_AIM_
Copy each line in the data that includes the word "circa".

START

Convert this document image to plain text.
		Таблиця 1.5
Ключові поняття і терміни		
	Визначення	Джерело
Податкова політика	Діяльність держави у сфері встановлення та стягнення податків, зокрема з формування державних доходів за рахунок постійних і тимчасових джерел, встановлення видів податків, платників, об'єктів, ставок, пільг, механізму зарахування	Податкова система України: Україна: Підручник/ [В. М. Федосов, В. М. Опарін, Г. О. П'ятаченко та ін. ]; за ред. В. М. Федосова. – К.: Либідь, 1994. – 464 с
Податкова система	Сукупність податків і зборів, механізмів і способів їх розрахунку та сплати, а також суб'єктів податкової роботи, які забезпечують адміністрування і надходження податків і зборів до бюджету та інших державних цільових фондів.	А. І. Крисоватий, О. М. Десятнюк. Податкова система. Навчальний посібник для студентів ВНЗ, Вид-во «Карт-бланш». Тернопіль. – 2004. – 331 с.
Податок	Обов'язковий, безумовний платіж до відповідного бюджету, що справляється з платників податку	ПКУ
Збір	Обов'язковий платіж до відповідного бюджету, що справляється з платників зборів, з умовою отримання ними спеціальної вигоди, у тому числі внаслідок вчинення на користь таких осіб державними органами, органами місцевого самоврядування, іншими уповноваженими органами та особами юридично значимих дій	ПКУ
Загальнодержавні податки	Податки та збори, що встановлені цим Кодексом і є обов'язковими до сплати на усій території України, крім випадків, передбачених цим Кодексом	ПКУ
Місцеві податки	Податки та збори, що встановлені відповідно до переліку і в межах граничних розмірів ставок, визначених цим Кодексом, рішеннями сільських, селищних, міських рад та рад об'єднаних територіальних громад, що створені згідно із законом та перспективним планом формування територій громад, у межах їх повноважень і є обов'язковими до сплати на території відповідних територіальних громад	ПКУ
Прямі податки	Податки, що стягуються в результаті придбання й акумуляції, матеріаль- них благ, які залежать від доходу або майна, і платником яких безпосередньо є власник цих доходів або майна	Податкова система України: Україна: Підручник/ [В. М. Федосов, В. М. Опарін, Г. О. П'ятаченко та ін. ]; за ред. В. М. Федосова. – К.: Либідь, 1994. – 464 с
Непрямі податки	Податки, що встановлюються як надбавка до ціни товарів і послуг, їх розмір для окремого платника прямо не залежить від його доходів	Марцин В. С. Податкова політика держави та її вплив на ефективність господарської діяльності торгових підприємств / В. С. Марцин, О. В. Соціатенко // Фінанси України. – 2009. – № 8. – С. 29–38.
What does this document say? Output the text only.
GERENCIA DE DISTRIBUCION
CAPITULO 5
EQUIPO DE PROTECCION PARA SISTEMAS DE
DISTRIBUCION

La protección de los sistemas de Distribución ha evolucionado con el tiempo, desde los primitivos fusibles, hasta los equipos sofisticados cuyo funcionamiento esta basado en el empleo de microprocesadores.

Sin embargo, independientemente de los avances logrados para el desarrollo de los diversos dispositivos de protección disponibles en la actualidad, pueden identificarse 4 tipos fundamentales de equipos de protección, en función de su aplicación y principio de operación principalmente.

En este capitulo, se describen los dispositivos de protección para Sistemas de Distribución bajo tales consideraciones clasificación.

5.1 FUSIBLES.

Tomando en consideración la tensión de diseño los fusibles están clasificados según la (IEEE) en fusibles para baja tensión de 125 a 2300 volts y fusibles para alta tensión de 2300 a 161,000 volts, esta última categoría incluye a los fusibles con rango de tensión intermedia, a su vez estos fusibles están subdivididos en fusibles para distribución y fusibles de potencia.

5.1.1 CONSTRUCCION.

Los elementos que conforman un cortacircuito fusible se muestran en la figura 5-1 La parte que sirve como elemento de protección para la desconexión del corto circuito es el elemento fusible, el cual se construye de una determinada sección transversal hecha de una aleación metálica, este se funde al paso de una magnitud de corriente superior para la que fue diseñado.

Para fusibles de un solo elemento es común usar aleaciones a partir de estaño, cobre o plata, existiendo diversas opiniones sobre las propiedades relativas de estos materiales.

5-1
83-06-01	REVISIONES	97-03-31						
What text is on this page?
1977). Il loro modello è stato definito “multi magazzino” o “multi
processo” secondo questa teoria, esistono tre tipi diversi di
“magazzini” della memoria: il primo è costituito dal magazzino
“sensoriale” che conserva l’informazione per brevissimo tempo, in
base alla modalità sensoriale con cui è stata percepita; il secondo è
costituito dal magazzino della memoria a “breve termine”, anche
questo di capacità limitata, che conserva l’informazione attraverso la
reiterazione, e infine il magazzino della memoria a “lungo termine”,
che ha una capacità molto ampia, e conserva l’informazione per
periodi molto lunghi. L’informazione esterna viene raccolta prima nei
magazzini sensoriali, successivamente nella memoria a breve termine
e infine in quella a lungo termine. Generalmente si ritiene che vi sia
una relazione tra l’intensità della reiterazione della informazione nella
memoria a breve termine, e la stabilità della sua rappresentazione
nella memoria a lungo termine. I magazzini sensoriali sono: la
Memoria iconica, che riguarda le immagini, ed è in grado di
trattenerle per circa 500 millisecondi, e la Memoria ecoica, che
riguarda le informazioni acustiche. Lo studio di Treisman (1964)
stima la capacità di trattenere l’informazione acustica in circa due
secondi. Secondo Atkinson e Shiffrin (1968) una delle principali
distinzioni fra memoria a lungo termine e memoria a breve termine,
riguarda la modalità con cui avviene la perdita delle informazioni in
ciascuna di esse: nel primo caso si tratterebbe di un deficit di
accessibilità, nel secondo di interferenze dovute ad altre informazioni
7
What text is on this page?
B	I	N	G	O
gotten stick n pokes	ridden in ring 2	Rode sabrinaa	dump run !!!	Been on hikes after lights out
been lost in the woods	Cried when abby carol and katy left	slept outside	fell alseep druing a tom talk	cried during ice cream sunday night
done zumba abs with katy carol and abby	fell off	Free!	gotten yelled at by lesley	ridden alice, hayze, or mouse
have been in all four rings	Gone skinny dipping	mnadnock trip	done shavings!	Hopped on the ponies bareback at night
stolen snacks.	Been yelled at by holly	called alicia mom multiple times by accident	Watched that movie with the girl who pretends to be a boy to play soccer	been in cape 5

END

_EXERCISE RESULT_
trattenerle per circa 500 millisecondi, e la Memoria ecoica, che
stima la capacità di trattenere l’informazione acustica in circa due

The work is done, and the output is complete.